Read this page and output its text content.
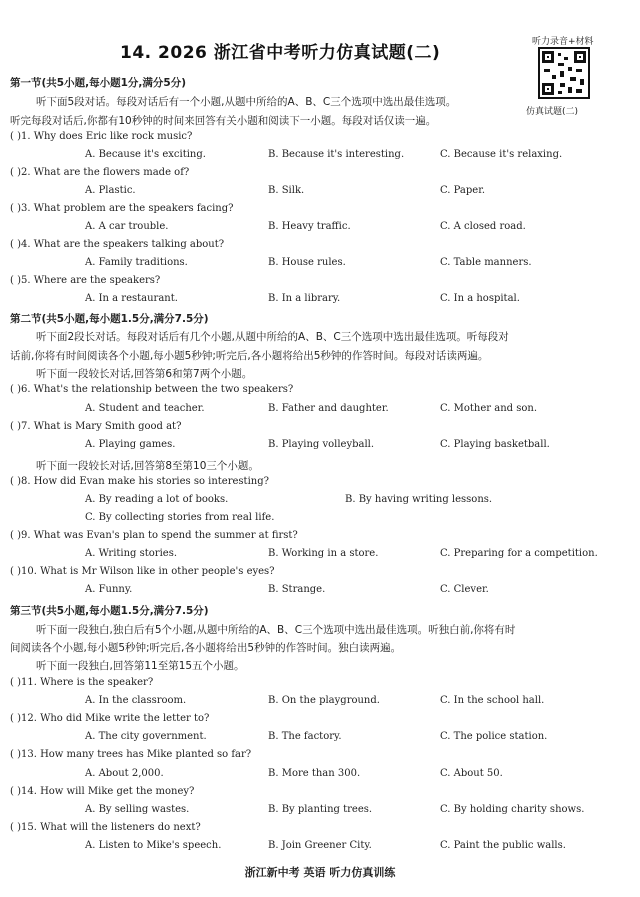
14. 2026 浙江省中考听力仿真试题(二)
听力录音+材料
仿真试题(二)
第一节(共5小题,每小题1分,满分5分)
听下面5段对话。每段对话后有一个小题,从题中所给的A、B、C三个选项中选出最佳选项。
听完每段对话后,你都有10秒钟的时间来回答有关小题和阅读下一小题。每段对话仅读一遍。
( )1. Why does Eric like rock music?
A. Because it's exciting.	B. Because it's interesting.	C. Because it's relaxing.
( )2. What are the flowers made of?
A. Plastic.	B. Silk.	C. Paper.
( )3. What problem are the speakers facing?
A. A car trouble.	B. Heavy traffic.	C. A closed road.
( )4. What are the speakers talking about?
A. Family traditions.	B. House rules.	C. Table manners.
( )5. Where are the speakers?
A. In a restaurant.	B. In a library.	C. In a hospital.
第二节(共5小题,每小题1.5分,满分7.5分)
听下面2段长对话。每段对话后有几个小题,从题中所给的A、B、C三个选项中选出最佳选项。听每段对
话前,你将有时间阅读各个小题,每小题5秒钟;听完后,各小题将给出5秒钟的作答时间。每段对话读两遍。
听下面一段较长对话,回答第6和第7两个小题。
( )6. What's the relationship between the two speakers?
A. Student and teacher.	B. Father and daughter.	C. Mother and son.
( )7. What is Mary Smith good at?
A. Playing games.	B. Playing volleyball.	C. Playing basketball.
听下面一段较长对话,回答第8至第10三个小题。
( )8. How did Evan make his stories so interesting?
A. By reading a lot of books.	B. By having writing lessons.
C. By collecting stories from real life.
( )9. What was Evan's plan to spend the summer at first?
A. Writing stories.	B. Working in a store.	C. Preparing for a competition.
( )10. What is Mr Wilson like in other people's eyes?
A. Funny.	B. Strange.	C. Clever.
第三节(共5小题,每小题1.5分,满分7.5分)
听下面一段独白,独白后有5个小题,从题中所给的A、B、C三个选项中选出最佳选项。听独白前,你将有时
间阅读各个小题,每小题5秒钟;听完后,各小题将给出5秒钟的作答时间。独白读两遍。
听下面一段独白,回答第11至第15五个小题。
( )11. Where is the speaker?
A. In the classroom.	B. On the playground.	C. In the school hall.
( )12. Who did Mike write the letter to?
A. The city government.	B. The factory.	C. The police station.
( )13. How many trees has Mike planted so far?
A. About 2,000.	B. More than 300.	C. About 50.
( )14. How will Mike get the money?
A. By selling wastes.	B. By planting trees.	C. By holding charity shows.
( )15. What will the listeners do next?
A. Listen to Mike's speech.	B. Join Greener City.	C. Paint the public walls.
浙江新中考 英语 听力仿真训练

=====

» Given instruction
Restate the data above exactly, stripping out each image.

» Exercise response
Read this page and output its text content.
14. 2026 浙江省中考听力仿真试题(二)
听力录音+材料
仿真试题(二)
第一节(共5小题,每小题1分,满分5分)
听下面5段对话。每段对话后有一个小题,从题中所给的A、B、C三个选项中选出最佳选项。
听完每段对话后,你都有10秒钟的时间来回答有关小题和阅读下一小题。每段对话仅读一遍。
( )1. Why does Eric like rock music?
A. Because it's exciting.	B. Because it's interesting.	C. Because it's relaxing.
( )2. What are the flowers made of?
A. Plastic.	B. Silk.	C. Paper.
( )3. What problem are the speakers facing?
A. A car trouble.	B. Heavy traffic.	C. A closed road.
( )4. What are the speakers talking about?
A. Family traditions.	B. House rules.	C. Table manners.
( )5. Where are the speakers?
A. In a restaurant.	B. In a library.	C. In a hospital.
第二节(共5小题,每小题1.5分,满分7.5分)
听下面2段长对话。每段对话后有几个小题,从题中所给的A、B、C三个选项中选出最佳选项。听每段对
话前,你将有时间阅读各个小题,每小题5秒钟;听完后,各小题将给出5秒钟的作答时间。每段对话读两遍。
听下面一段较长对话,回答第6和第7两个小题。
( )6. What's the relationship between the two speakers?
A. Student and teacher.	B. Father and daughter.	C. Mother and son.
( )7. What is Mary Smith good at?
A. Playing games.	B. Playing volleyball.	C. Playing basketball.
听下面一段较长对话,回答第8至第10三个小题。
( )8. How did Evan make his stories so interesting?
A. By reading a lot of books.	B. By having writing lessons.
C. By collecting stories from real life.
( )9. What was Evan's plan to spend the summer at first?
A. Writing stories.	B. Working in a store.	C. Preparing for a competition.
( )10. What is Mr Wilson like in other people's eyes?
A. Funny.	B. Strange.	C. Clever.
第三节(共5小题,每小题1.5分,满分7.5分)
听下面一段独白,独白后有5个小题,从题中所给的A、B、C三个选项中选出最佳选项。听独白前,你将有时
间阅读各个小题,每小题5秒钟;听完后,各小题将给出5秒钟的作答时间。独白读两遍。
听下面一段独白,回答第11至第15五个小题。
( )11. Where is the speaker?
A. In the classroom.	B. On the playground.	C. In the school hall.
( )12. Who did Mike write the letter to?
A. The city government.	B. The factory.	C. The police station.
( )13. How many trees has Mike planted so far?
A. About 2,000.	B. More than 300.	C. About 50.
( )14. How will Mike get the money?
A. By selling wastes.	B. By planting trees.	C. By holding charity shows.
( )15. What will the listeners do next?
A. Listen to Mike's speech.	B. Join Greener City.	C. Paint the public walls.
浙江新中考 英语 听力仿真训练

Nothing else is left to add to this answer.